(GIVEN PROBLEM):
Spot each line in the records below where the word "avancées" occurs, then copy it.

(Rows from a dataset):
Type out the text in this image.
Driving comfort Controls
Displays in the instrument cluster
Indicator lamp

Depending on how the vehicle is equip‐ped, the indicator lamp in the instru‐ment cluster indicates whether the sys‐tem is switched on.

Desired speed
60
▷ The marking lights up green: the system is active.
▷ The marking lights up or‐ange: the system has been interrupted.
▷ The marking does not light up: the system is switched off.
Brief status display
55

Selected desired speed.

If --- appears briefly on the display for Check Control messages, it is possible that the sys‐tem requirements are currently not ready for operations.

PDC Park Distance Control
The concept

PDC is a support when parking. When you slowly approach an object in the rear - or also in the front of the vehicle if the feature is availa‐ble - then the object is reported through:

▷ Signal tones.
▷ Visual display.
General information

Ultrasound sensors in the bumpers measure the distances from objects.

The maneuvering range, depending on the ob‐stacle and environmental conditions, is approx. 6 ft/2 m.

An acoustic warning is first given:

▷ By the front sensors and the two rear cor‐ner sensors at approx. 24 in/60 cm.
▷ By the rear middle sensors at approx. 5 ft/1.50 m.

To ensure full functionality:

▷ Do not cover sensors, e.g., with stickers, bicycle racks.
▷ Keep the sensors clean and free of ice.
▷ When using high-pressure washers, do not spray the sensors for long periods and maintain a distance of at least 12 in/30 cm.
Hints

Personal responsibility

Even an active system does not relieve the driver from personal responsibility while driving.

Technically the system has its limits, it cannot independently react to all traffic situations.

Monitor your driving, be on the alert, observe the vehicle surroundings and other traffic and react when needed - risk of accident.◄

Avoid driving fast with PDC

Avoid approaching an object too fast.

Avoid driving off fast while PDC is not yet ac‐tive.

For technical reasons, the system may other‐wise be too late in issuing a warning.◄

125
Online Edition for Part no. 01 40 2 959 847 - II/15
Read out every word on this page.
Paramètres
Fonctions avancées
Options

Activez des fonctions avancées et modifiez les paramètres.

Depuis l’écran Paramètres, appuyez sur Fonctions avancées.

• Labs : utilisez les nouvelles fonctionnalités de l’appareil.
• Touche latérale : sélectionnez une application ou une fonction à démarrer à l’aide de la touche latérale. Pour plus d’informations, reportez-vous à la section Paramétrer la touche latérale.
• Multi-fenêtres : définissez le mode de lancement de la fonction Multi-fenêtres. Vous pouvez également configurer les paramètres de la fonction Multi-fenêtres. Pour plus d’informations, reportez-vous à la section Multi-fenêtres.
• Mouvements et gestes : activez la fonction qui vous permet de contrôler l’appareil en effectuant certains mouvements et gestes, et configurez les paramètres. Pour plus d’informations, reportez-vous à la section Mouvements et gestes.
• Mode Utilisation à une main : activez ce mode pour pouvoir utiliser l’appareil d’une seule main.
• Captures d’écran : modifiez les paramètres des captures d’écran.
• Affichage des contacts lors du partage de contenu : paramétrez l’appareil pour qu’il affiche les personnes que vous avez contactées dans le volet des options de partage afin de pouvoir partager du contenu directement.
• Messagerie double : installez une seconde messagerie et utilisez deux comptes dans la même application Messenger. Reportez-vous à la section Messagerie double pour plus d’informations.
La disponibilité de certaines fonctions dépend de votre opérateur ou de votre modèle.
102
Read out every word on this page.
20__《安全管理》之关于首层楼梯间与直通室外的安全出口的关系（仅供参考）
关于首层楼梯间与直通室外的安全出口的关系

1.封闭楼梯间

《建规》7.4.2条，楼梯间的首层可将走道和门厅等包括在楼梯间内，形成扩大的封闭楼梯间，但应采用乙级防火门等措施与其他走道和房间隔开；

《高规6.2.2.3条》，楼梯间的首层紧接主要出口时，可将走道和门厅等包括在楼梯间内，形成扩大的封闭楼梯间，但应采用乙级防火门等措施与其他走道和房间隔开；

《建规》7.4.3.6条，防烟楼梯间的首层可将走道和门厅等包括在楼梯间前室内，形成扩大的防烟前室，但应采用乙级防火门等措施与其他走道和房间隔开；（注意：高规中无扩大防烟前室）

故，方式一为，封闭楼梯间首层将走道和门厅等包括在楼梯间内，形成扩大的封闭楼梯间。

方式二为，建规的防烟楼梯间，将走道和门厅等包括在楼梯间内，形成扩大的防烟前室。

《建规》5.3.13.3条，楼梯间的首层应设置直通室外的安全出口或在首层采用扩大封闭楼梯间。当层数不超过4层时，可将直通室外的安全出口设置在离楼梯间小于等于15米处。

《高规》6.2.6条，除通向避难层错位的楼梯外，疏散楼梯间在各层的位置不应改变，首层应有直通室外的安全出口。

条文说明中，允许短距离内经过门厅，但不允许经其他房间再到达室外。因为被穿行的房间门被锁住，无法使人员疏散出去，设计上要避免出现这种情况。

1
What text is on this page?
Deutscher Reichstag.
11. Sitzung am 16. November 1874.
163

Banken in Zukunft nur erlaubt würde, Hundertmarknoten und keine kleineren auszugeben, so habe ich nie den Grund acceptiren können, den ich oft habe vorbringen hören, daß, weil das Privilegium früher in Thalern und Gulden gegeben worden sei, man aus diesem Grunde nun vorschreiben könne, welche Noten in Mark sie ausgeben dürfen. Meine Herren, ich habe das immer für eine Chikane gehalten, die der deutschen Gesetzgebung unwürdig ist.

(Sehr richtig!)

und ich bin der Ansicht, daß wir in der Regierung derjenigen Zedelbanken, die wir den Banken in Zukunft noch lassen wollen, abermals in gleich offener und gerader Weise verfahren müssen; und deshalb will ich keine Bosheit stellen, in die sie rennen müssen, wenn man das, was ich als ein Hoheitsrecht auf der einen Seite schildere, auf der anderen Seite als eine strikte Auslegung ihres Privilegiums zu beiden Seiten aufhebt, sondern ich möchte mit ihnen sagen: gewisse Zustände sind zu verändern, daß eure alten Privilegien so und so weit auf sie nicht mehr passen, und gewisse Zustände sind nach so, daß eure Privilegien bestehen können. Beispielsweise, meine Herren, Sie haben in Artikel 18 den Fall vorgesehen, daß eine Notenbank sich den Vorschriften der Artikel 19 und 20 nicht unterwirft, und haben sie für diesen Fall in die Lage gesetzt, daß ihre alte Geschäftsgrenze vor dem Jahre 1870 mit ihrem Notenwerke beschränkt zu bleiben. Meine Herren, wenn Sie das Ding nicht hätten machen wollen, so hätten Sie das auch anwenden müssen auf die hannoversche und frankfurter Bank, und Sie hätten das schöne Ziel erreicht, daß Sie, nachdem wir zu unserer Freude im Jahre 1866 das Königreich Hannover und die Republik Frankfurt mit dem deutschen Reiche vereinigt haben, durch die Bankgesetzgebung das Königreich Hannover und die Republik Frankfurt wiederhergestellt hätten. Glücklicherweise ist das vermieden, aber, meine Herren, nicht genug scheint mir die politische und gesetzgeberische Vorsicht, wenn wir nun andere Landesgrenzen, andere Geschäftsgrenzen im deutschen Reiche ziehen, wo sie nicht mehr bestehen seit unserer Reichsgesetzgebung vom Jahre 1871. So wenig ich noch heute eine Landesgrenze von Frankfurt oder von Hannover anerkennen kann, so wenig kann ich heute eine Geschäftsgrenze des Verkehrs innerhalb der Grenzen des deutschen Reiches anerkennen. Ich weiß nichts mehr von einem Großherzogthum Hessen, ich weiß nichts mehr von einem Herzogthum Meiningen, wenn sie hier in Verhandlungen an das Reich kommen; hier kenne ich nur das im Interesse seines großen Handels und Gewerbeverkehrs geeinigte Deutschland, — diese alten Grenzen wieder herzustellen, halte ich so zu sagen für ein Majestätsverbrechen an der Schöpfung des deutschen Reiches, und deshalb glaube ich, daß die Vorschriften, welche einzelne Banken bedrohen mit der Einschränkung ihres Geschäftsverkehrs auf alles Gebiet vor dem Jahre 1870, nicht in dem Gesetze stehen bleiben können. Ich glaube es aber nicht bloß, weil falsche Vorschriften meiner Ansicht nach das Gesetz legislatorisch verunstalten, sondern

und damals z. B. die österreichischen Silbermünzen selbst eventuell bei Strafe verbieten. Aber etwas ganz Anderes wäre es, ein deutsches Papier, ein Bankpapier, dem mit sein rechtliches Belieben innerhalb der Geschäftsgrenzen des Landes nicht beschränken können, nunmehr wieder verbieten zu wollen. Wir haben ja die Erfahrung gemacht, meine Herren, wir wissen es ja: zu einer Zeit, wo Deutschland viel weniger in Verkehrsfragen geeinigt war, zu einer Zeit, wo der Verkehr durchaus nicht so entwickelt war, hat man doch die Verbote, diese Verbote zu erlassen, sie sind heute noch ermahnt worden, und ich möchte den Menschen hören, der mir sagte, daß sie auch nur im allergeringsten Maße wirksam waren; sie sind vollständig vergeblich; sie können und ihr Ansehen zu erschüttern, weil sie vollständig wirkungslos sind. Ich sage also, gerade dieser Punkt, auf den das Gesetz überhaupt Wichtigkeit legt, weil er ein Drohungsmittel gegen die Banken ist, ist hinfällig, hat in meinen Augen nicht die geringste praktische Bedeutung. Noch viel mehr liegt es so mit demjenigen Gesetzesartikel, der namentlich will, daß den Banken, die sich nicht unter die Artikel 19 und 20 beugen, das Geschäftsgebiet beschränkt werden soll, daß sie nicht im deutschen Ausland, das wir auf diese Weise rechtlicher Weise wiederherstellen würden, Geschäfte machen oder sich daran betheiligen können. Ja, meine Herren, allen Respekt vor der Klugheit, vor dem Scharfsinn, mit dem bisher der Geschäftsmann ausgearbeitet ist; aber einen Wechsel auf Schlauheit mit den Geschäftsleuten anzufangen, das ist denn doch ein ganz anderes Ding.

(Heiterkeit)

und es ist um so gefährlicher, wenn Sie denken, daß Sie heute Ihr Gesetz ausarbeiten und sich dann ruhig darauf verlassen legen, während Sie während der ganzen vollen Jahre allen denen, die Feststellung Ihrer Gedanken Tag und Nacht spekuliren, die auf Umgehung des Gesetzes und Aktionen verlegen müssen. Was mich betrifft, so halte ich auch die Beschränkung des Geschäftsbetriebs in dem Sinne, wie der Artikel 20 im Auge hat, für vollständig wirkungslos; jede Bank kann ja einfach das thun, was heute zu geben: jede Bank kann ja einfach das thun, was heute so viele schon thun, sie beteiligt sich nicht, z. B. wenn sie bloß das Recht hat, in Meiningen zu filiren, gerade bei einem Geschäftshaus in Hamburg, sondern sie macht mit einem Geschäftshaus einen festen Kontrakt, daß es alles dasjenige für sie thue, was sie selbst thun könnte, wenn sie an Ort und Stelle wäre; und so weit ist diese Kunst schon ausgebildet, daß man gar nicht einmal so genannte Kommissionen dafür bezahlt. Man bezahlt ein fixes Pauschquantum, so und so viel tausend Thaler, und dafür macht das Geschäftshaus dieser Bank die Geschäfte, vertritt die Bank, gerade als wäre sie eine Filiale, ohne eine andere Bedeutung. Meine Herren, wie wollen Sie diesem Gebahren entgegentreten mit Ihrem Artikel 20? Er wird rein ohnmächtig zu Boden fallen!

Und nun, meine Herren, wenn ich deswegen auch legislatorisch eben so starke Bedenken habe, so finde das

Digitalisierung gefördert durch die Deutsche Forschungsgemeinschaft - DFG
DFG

(THE OUTPUT):
Fonctions avancées
Activez des fonctions avancées et modifiez les paramètres.
Depuis l’écran Paramètres, appuyez sur Fonctions avancées.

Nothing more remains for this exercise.